◆ Task goal
Every record should be written out exactly, with the pictures left out.

Figure data in JSON
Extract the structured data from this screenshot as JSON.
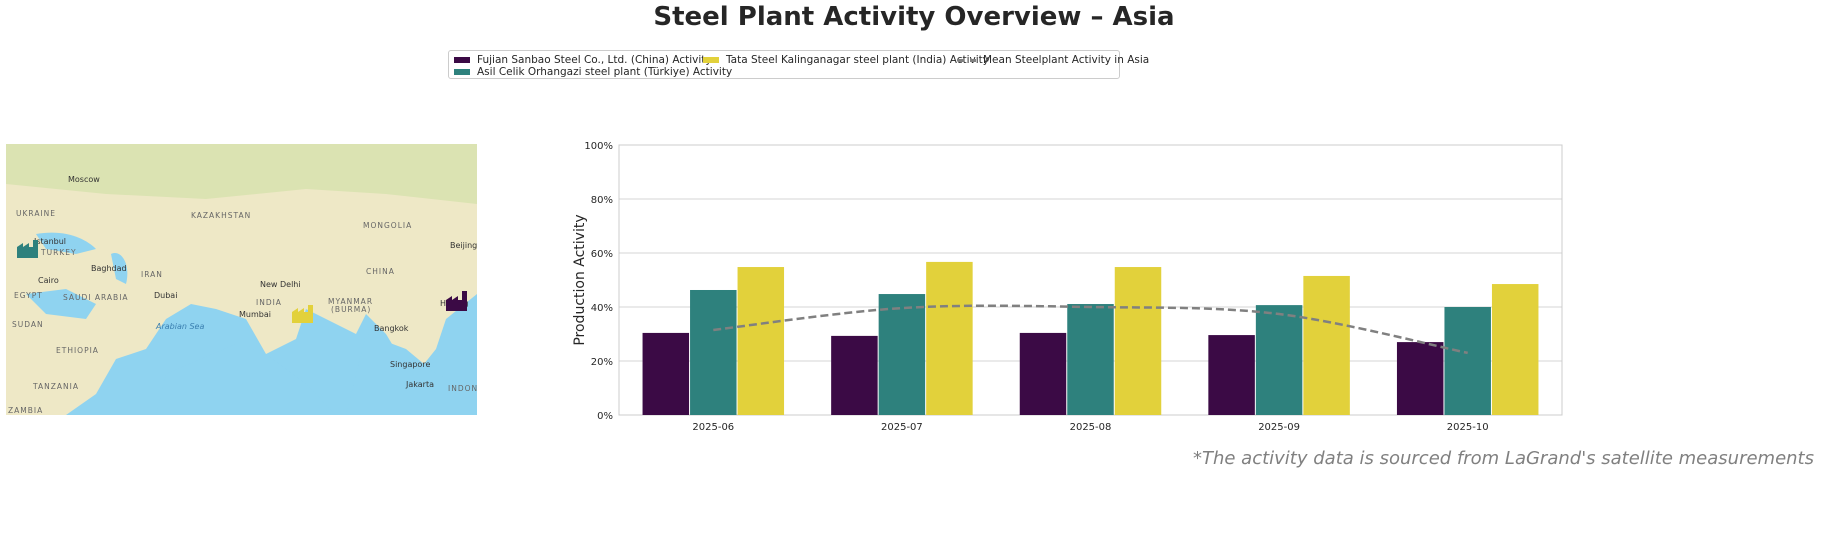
{
  "title": "Steel Plant Activity Overview – Asia",
  "footnote": "*The activity data is sourced from LaGrand's satellite measurements",
  "legend": {
    "items": [
      {
        "label": "Fujian Sanbao Steel Co., Ltd. (China) Activity",
        "color": "#3b0a45"
      },
      {
        "label": "Asil Celik Orhangazi steel plant (Türkiye) Activity",
        "color": "#2e817d"
      },
      {
        "label": "Tata Steel Kalinganagar steel plant (India) Activity",
        "color": "#e2d13b"
      },
      {
        "label": "Mean Steelplant Activity in Asia",
        "color": "#808080"
      }
    ]
  },
  "map": {
    "labels": [
      "Moscow",
      "UKRAINE",
      "KAZAKHSTAN",
      "MONGOLIA",
      "Istanbul",
      "TURKEY",
      "Baghdad",
      "IRAN",
      "CHINA",
      "Beijing",
      "Cairo",
      "EGYPT",
      "SAUDI ARABIA",
      "Dubai",
      "New Delhi",
      "INDIA",
      "MYANMAR",
      "(BURMA)",
      "Mumbai",
      "Arabian Sea",
      "Bangkok",
      "SUDAN",
      "ETHIOPIA",
      "Singapore",
      "TANZANIA",
      "Jakarta",
      "INDON",
      "ZAMBIA",
      "H Kong"
    ],
    "markers": [
      {
        "plant": "Asil Celik Orhangazi",
        "icon": "factory-icon",
        "color": "#2e817d"
      },
      {
        "plant": "Tata Steel Kalinganagar",
        "icon": "factory-icon",
        "color": "#e2d13b"
      },
      {
        "plant": "Fujian Sanbao",
        "icon": "factory-icon",
        "color": "#3b0a45"
      }
    ]
  },
  "chart_data": {
    "type": "bar",
    "title": "",
    "xlabel": "",
    "ylabel": "Production Activity",
    "ylim": [
      0,
      100
    ],
    "yticks": [
      "0%",
      "20%",
      "40%",
      "60%",
      "80%",
      "100%"
    ],
    "grid": true,
    "categories": [
      "2025-06",
      "2025-07",
      "2025-08",
      "2025-09",
      "2025-10"
    ],
    "series": [
      {
        "name": "Fujian Sanbao Steel Co., Ltd. (China) Activity",
        "color": "#3b0a45",
        "values": [
          30.4,
          29.3,
          30.4,
          29.6,
          27.0
        ]
      },
      {
        "name": "Asil Celik Orhangazi steel plant (Türkiye) Activity",
        "color": "#2e817d",
        "values": [
          46.3,
          44.8,
          41.1,
          40.7,
          40.0
        ]
      },
      {
        "name": "Tata Steel Kalinganagar steel plant (India) Activity",
        "color": "#e2d13b",
        "values": [
          54.8,
          56.7,
          54.8,
          51.5,
          48.5
        ]
      }
    ],
    "mean_line": {
      "name": "Mean Steelplant Activity in Asia",
      "color": "#808080",
      "values": [
        31.5,
        39.6,
        40.0,
        37.4,
        23.0
      ]
    }
  }
}
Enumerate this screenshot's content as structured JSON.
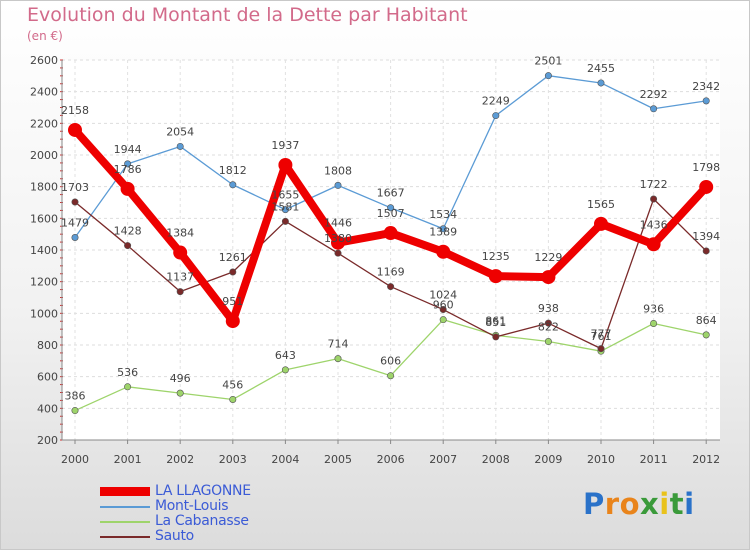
{
  "title": "Evolution du Montant de la Dette par Habitant",
  "subtitle": "(en €)",
  "logo": {
    "letters": [
      "P",
      "r",
      "o",
      "x",
      "i",
      "t",
      "i"
    ],
    "colors": [
      "#2a72c9",
      "#e9841b",
      "#e9841b",
      "#3a9a3a",
      "#e9c21b",
      "#3a9a3a",
      "#2a72c9"
    ]
  },
  "chart_data": {
    "type": "line",
    "title": "Evolution du Montant de la Dette par Habitant",
    "subtitle": "(en €)",
    "x": [
      "2000",
      "2001",
      "2002",
      "2003",
      "2004",
      "2005",
      "2006",
      "2007",
      "2008",
      "2009",
      "2010",
      "2011",
      "2012"
    ],
    "ylim": [
      200,
      2600
    ],
    "yticks": [
      "200",
      "400",
      "600",
      "800",
      "1000",
      "1200",
      "1400",
      "1600",
      "1800",
      "2000",
      "2200",
      "2400",
      "2600"
    ],
    "grid": true,
    "legend_position": "bottom-left",
    "series": [
      {
        "name": "LA LLAGONNE",
        "color": "#ee0000",
        "values": [
          2158,
          1786,
          1384,
          951,
          1937,
          1446,
          1507,
          1389,
          1235,
          1229,
          1565,
          1436,
          1798
        ],
        "labels": [
          "2158",
          "1786",
          "1384",
          "951",
          "1937",
          "1446",
          "1507",
          "1389",
          "1235",
          "1229",
          "1565",
          "1436",
          "1798"
        ],
        "label_dy": [
          -16,
          -16,
          -16,
          -16,
          -16,
          -16,
          -16,
          -16,
          -16,
          -16,
          -16,
          -16,
          -16
        ]
      },
      {
        "name": "Mont-Louis",
        "color": "#5b9bd5",
        "values": [
          1479,
          1944,
          2054,
          1812,
          1655,
          1808,
          1667,
          1534,
          2249,
          2501,
          2455,
          2292,
          2342
        ],
        "labels": [
          "1479",
          "1944",
          "2054",
          "1812",
          "1655",
          "1808",
          "1667",
          "1534",
          "2249",
          "2501",
          "2455",
          "2292",
          "2342"
        ],
        "label_dy": [
          -11,
          -11,
          -11,
          -11,
          -11,
          -11,
          -11,
          -11,
          -11,
          -11,
          -11,
          -11,
          -11
        ]
      },
      {
        "name": "La Cabanasse",
        "color": "#9ed46b",
        "values": [
          386,
          536,
          496,
          456,
          643,
          714,
          606,
          960,
          861,
          822,
          761,
          936,
          864
        ],
        "labels": [
          "386",
          "536",
          "496",
          "456",
          "643",
          "714",
          "606",
          "960",
          "861",
          "822",
          "761",
          "936",
          "864"
        ],
        "label_dy": [
          -11,
          -11,
          -11,
          -11,
          -11,
          -11,
          -11,
          -11,
          -11,
          -11,
          -11,
          -11,
          -11
        ]
      },
      {
        "name": "Sauto",
        "color": "#7a2a2a",
        "values": [
          1703,
          1428,
          1137,
          1261,
          1581,
          1380,
          1169,
          1024,
          851,
          938,
          777,
          1722,
          1394
        ],
        "labels": [
          "1703",
          "1428",
          "1137",
          "1261",
          "1581",
          "1380",
          "1169",
          "1024",
          "851",
          "938",
          "777",
          "1722",
          "1394"
        ],
        "label_dy": [
          -11,
          -11,
          -11,
          -11,
          -11,
          -11,
          -11,
          -11,
          -11,
          -11,
          -11,
          -11,
          -11
        ]
      }
    ]
  }
}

◆ Expected answer
Extract the structured data from this screenshot as JSON.
{
  "title": "Steel Plant Activity Overview – Asia",
  "footnote": "*The activity data is sourced from LaGrand's satellite measurements",
  "legend": {
    "items": [
      {
        "label": "Fujian Sanbao Steel Co., Ltd. (China) Activity",
        "color": "#3b0a45"
      },
      {
        "label": "Asil Celik Orhangazi steel plant (Türkiye) Activity",
        "color": "#2e817d"
      },
      {
        "label": "Tata Steel Kalinganagar steel plant (India) Activity",
        "color": "#e2d13b"
      },
      {
        "label": "Mean Steelplant Activity in Asia",
        "color": "#808080"
      }
    ]
  },
  "map": {
    "labels": [
      "Moscow",
      "UKRAINE",
      "KAZAKHSTAN",
      "MONGOLIA",
      "Istanbul",
      "TURKEY",
      "Baghdad",
      "IRAN",
      "CHINA",
      "Beijing",
      "Cairo",
      "EGYPT",
      "SAUDI ARABIA",
      "Dubai",
      "New Delhi",
      "INDIA",
      "MYANMAR",
      "(BURMA)",
      "Mumbai",
      "Arabian Sea",
      "Bangkok",
      "SUDAN",
      "ETHIOPIA",
      "Singapore",
      "TANZANIA",
      "Jakarta",
      "INDON",
      "ZAMBIA",
      "H Kong"
    ],
    "markers": [
      {
        "plant": "Asil Celik Orhangazi",
        "icon": "factory-icon",
        "color": "#2e817d"
      },
      {
        "plant": "Tata Steel Kalinganagar",
        "icon": "factory-icon",
        "color": "#e2d13b"
      },
      {
        "plant": "Fujian Sanbao",
        "icon": "factory-icon",
        "color": "#3b0a45"
      }
    ]
  },
  "chart_data": {
    "type": "bar",
    "title": "",
    "xlabel": "",
    "ylabel": "Production Activity",
    "ylim": [
      0,
      100
    ],
    "yticks": [
      "0%",
      "20%",
      "40%",
      "60%",
      "80%",
      "100%"
    ],
    "grid": true,
    "categories": [
      "2025-06",
      "2025-07",
      "2025-08",
      "2025-09",
      "2025-10"
    ],
    "series": [
      {
        "name": "Fujian Sanbao Steel Co., Ltd. (China) Activity",
        "color": "#3b0a45",
        "values": [
          30.4,
          29.3,
          30.4,
          29.6,
          27.0
        ]
      },
      {
        "name": "Asil Celik Orhangazi steel plant (Türkiye) Activity",
        "color": "#2e817d",
        "values": [
          46.3,
          44.8,
          41.1,
          40.7,
          40.0
        ]
      },
      {
        "name": "Tata Steel Kalinganagar steel plant (India) Activity",
        "color": "#e2d13b",
        "values": [
          54.8,
          56.7,
          54.8,
          51.5,
          48.5
        ]
      }
    ],
    "mean_line": {
      "name": "Mean Steelplant Activity in Asia",
      "color": "#808080",
      "values": [
        31.5,
        39.6,
        40.0,
        37.4,
        23.0
      ]
    }
  }
}
Enumerate this screenshot's content as structured JSON.
{
  "title": "Evolution du Montant de la Dette par Habitant",
  "subtitle": "(en €)",
  "logo": {
    "letters": [
      "P",
      "r",
      "o",
      "x",
      "i",
      "t",
      "i"
    ],
    "colors": [
      "#2a72c9",
      "#e9841b",
      "#e9841b",
      "#3a9a3a",
      "#e9c21b",
      "#3a9a3a",
      "#2a72c9"
    ]
  },
  "chart_data": {
    "type": "line",
    "title": "Evolution du Montant de la Dette par Habitant",
    "subtitle": "(en €)",
    "x": [
      "2000",
      "2001",
      "2002",
      "2003",
      "2004",
      "2005",
      "2006",
      "2007",
      "2008",
      "2009",
      "2010",
      "2011",
      "2012"
    ],
    "ylim": [
      200,
      2600
    ],
    "yticks": [
      "200",
      "400",
      "600",
      "800",
      "1000",
      "1200",
      "1400",
      "1600",
      "1800",
      "2000",
      "2200",
      "2400",
      "2600"
    ],
    "grid": true,
    "legend_position": "bottom-left",
    "series": [
      {
        "name": "LA LLAGONNE",
        "color": "#ee0000",
        "values": [
          2158,
          1786,
          1384,
          951,
          1937,
          1446,
          1507,
          1389,
          1235,
          1229,
          1565,
          1436,
          1798
        ],
        "labels": [
          "2158",
          "1786",
          "1384",
          "951",
          "1937",
          "1446",
          "1507",
          "1389",
          "1235",
          "1229",
          "1565",
          "1436",
          "1798"
        ],
        "label_dy": [
          -16,
          -16,
          -16,
          -16,
          -16,
          -16,
          -16,
          -16,
          -16,
          -16,
          -16,
          -16,
          -16
        ]
      },
      {
        "name": "Mont-Louis",
        "color": "#5b9bd5",
        "values": [
          1479,
          1944,
          2054,
          1812,
          1655,
          1808,
          1667,
          1534,
          2249,
          2501,
          2455,
          2292,
          2342
        ],
        "labels": [
          "1479",
          "1944",
          "2054",
          "1812",
          "1655",
          "1808",
          "1667",
          "1534",
          "2249",
          "2501",
          "2455",
          "2292",
          "2342"
        ],
        "label_dy": [
          -11,
          -11,
          -11,
          -11,
          -11,
          -11,
          -11,
          -11,
          -11,
          -11,
          -11,
          -11,
          -11
        ]
      },
      {
        "name": "La Cabanasse",
        "color": "#9ed46b",
        "values": [
          386,
          536,
          496,
          456,
          643,
          714,
          606,
          960,
          861,
          822,
          761,
          936,
          864
        ],
        "labels": [
          "386",
          "536",
          "496",
          "456",
          "643",
          "714",
          "606",
          "960",
          "861",
          "822",
          "761",
          "936",
          "864"
        ],
        "label_dy": [
          -11,
          -11,
          -11,
          -11,
          -11,
          -11,
          -11,
          -11,
          -11,
          -11,
          -11,
          -11,
          -11
        ]
      },
      {
        "name": "Sauto",
        "color": "#7a2a2a",
        "values": [
          1703,
          1428,
          1137,
          1261,
          1581,
          1380,
          1169,
          1024,
          851,
          938,
          777,
          1722,
          1394
        ],
        "labels": [
          "1703",
          "1428",
          "1137",
          "1261",
          "1581",
          "1380",
          "1169",
          "1024",
          "851",
          "938",
          "777",
          "1722",
          "1394"
        ],
        "label_dy": [
          -11,
          -11,
          -11,
          -11,
          -11,
          -11,
          -11,
          -11,
          -11,
          -11,
          -11,
          -11,
          -11
        ]
      }
    ]
  }
}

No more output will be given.